• Task goal: Repeat, word for word, every line from the line holding "What does this" through the final line of the entries below. Skip all pictures.

BEGIN Record excerpts

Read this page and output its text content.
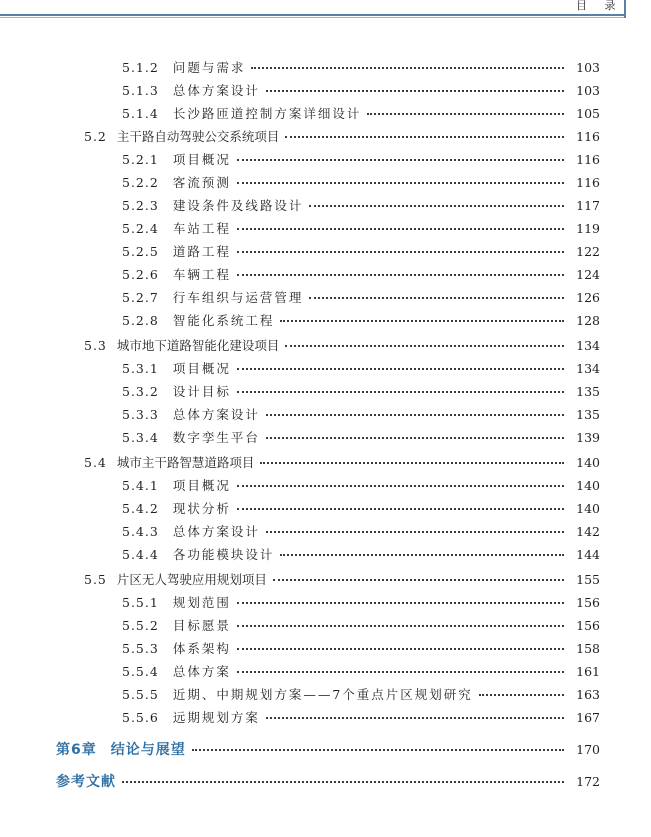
目 录
5.1.2	问题与需求	103
5.1.3	总体方案设计	103
5.1.4	长沙路匝道控制方案详细设计	105
5.2 主干路自动驾驶公交系统项目	116
5.2.1	项目概况	116
5.2.2	客流预测	116
5.2.3	建设条件及线路设计	117
5.2.4	车站工程	119
5.2.5	道路工程	122
5.2.6	车辆工程	124
5.2.7	行车组织与运营管理	126
5.2.8	智能化系统工程	128
5.3 城市地下道路智能化建设项目	134
5.3.1	项目概况	134
5.3.2	设计目标	135
5.3.3	总体方案设计	135
5.3.4	数字孪生平台	139
5.4 城市主干路智慧道路项目	140
5.4.1	项目概况	140
5.4.2	现状分析	140
5.4.3	总体方案设计	142
5.4.4	各功能模块设计	144
5.5 片区无人驾驶应用规划项目	155
5.5.1	规划范围	156
5.5.2	目标愿景	156
5.5.3	体系架构	158
5.5.4	总体方案	161
5.5.5	近期、中期规划方案——7个重点片区规划研究	163
5.5.6	远期规划方案	167
第6章	结论与展望	170
参考文献	172
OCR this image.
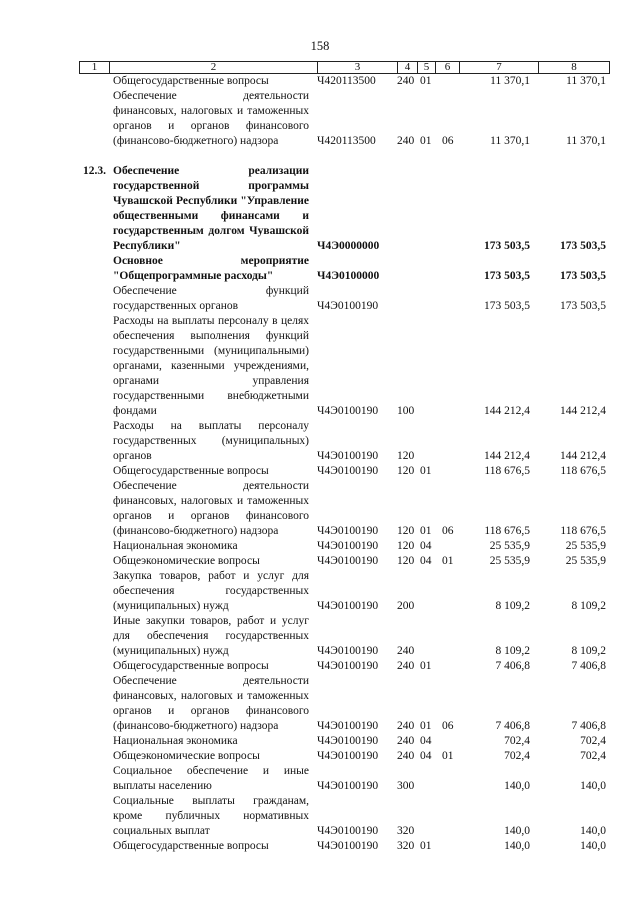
158
1	2	3	4	5	6	7	8
Общегосударственные вопросы	Ч420113500 240 01	11 370,1	11 370,1
Обеспечение деятельности финансовых, налоговых и таможенных органов и органов финансового (финансово-бюджетного) надзора	Ч420113500 240 01 06	11 370,1	11 370,1
12.3. Обеспечение реализации государственной программы Чувашской Республики "Управление общественными финансами и государственным долгом Чувашской Республики"	Ч4Э0000000	173 503,5	173 503,5
Основное мероприятие "Общепрограммные расходы"	Ч4Э0100000	173 503,5	173 503,5
Обеспечение функций государственных органов	Ч4Э0100190	173 503,5	173 503,5
Расходы на выплаты персоналу в целях обеспечения выполнения функций государственными (муниципальными) органами, казенными учреждениями, органами управления государственными внебюджетными фондами	Ч4Э0100190 100	144 212,4	144 212,4
Расходы на выплаты персоналу государственных (муниципальных) органов	Ч4Э0100190 120	144 212,4	144 212,4
Общегосударственные вопросы	Ч4Э0100190 120 01	118 676,5	118 676,5
Обеспечение деятельности финансовых, налоговых и таможенных органов и органов финансового (финансово-бюджетного) надзора	Ч4Э0100190 120 01 06	118 676,5	118 676,5
Национальная экономика	Ч4Э0100190 120 04	25 535,9	25 535,9
Общеэкономические вопросы	Ч4Э0100190 120 04 01	25 535,9	25 535,9
Закупка товаров, работ и услуг для обеспечения государственных (муниципальных) нужд	Ч4Э0100190 200	8 109,2	8 109,2
Иные закупки товаров, работ и услуг для обеспечения государственных (муниципальных) нужд	Ч4Э0100190 240	8 109,2	8 109,2
Общегосударственные вопросы	Ч4Э0100190 240 01	7 406,8	7 406,8
Обеспечение деятельности финансовых, налоговых и таможенных органов и органов финансового (финансово-бюджетного) надзора	Ч4Э0100190 240 01 06	7 406,8	7 406,8
Национальная экономика	Ч4Э0100190 240 04	702,4	702,4
Общеэкономические вопросы	Ч4Э0100190 240 04 01	702,4	702,4
Социальное обеспечение и иные выплаты населению	Ч4Э0100190 300	140,0	140,0
Социальные выплаты гражданам, кроме публичных нормативных социальных выплат	Ч4Э0100190 320	140,0	140,0
Общегосударственные вопросы	Ч4Э0100190 320 01	140,0	140,0
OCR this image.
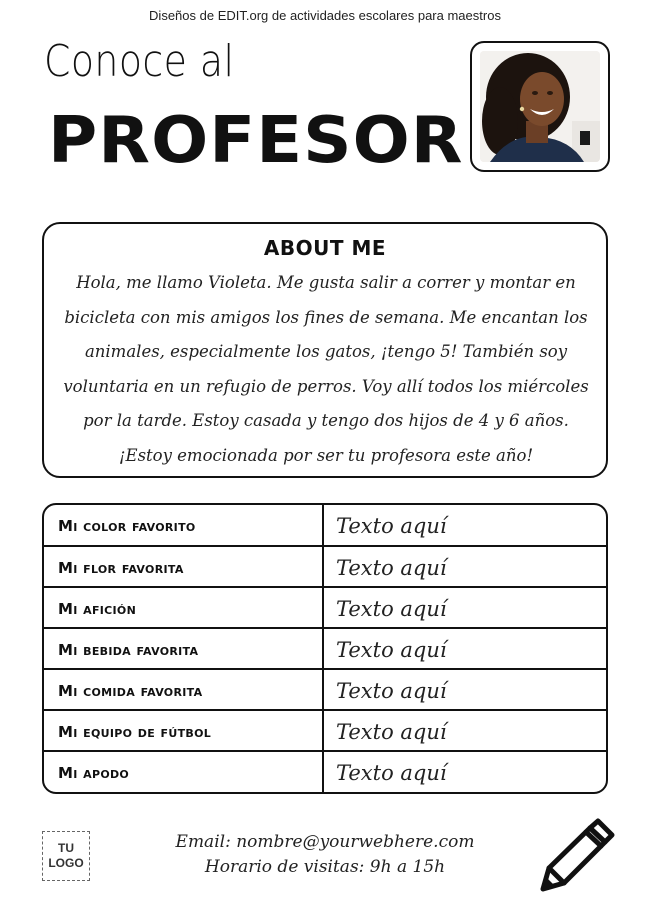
Diseños de EDIT.org de actividades escolares para maestros
Conoce al
PROFESOR
ABOUT ME
Hola, me llamo Violeta. Me gusta salir a correr y montar en bicicleta con mis amigos los fines de semana. Me encantan los animales, especialmente los gatos, ¡tengo 5! También soy voluntaria en un refugio de perros. Voy allí todos los miércoles por la tarde. Estoy casada y tengo dos hijos de 4 y 6 años. ¡Estoy emocionada por ser tu profesora este año!
Mi color favorito	Texto aquí
Mi flor favorita	Texto aquí
Mi afición	Texto aquí
Mi bebida favorita	Texto aquí
Mi comida favorita	Texto aquí
Mi equipo de fútbol	Texto aquí
Mi apodo	Texto aquí
TU
LOGO
Email: nombre@yourwebhere.com
Horario de visitas: 9h a 15h
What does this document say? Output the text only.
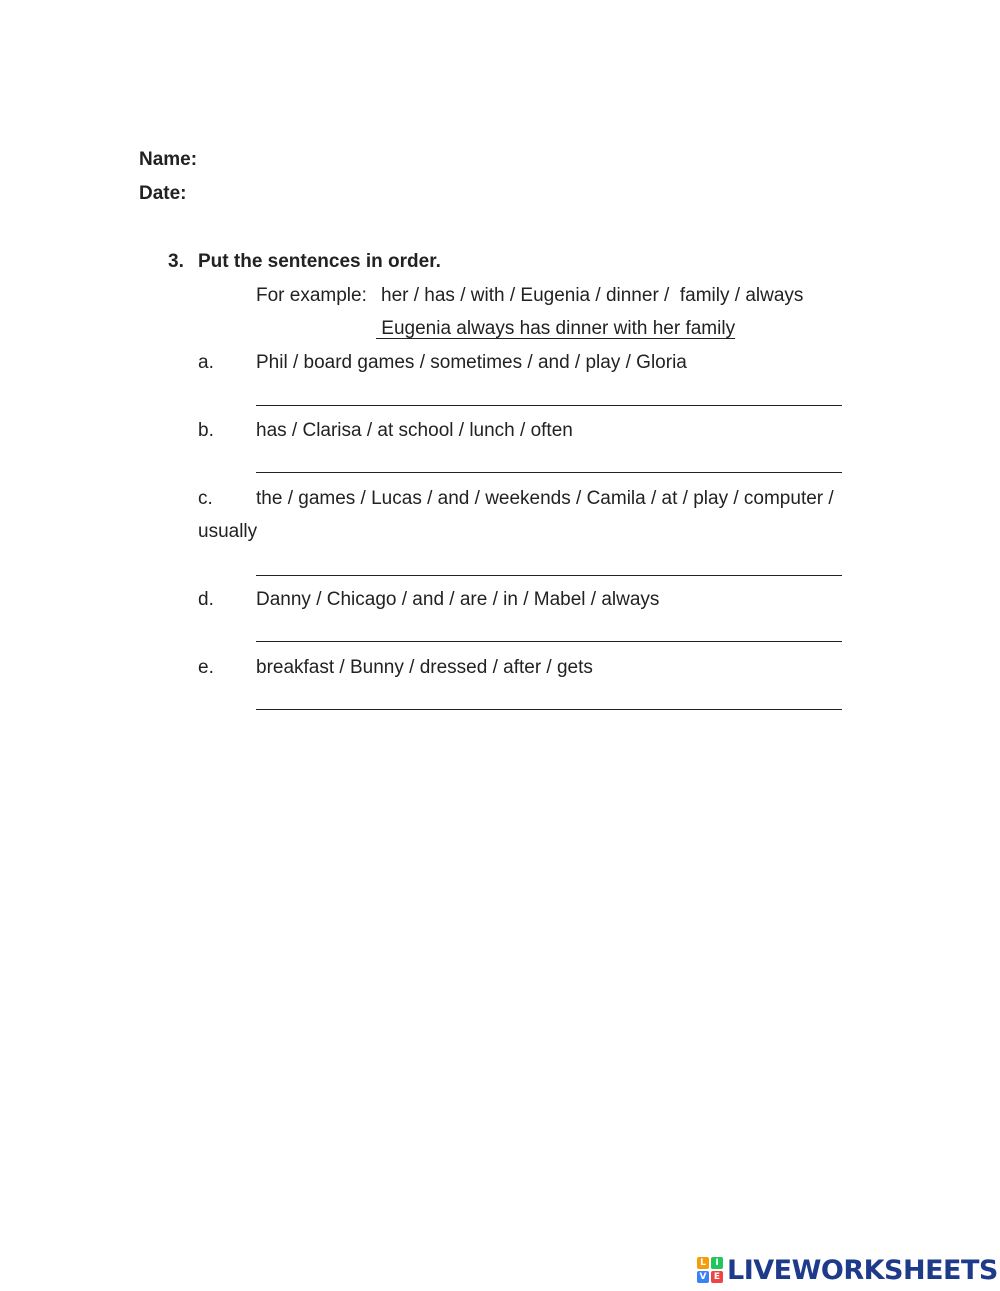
Name:
Date:
3. Put the sentences in order.
For example: her / has / with / Eugenia / dinner /  family / always
Eugenia always has dinner with her family
a. Phil / board games / sometimes / and / play / Gloria
b. has / Clarisa / at school / lunch / often
c. the / games / Lucas / and / weekends / Camila / at / play / computer /
usually
d. Danny / Chicago / and / are / in / Mabel / always
e. breakfast / Bunny / dressed / after / gets
L	I
V E LIVEWORKSHEETS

END Record excerpts

• Output of the exercise:
What does this document say? Output the text only.
Name:
Date:
3. Put the sentences in order.
For example: her / has / with / Eugenia / dinner /  family / always
Eugenia always has dinner with her family
a. Phil / board games / sometimes / and / play / Gloria
b. has / Clarisa / at school / lunch / often
c. the / games / Lucas / and / weekends / Camila / at / play / computer /
usually
d. Danny / Chicago / and / are / in / Mabel / always
e. breakfast / Bunny / dressed / after / gets
L	I
V E LIVEWORKSHEETS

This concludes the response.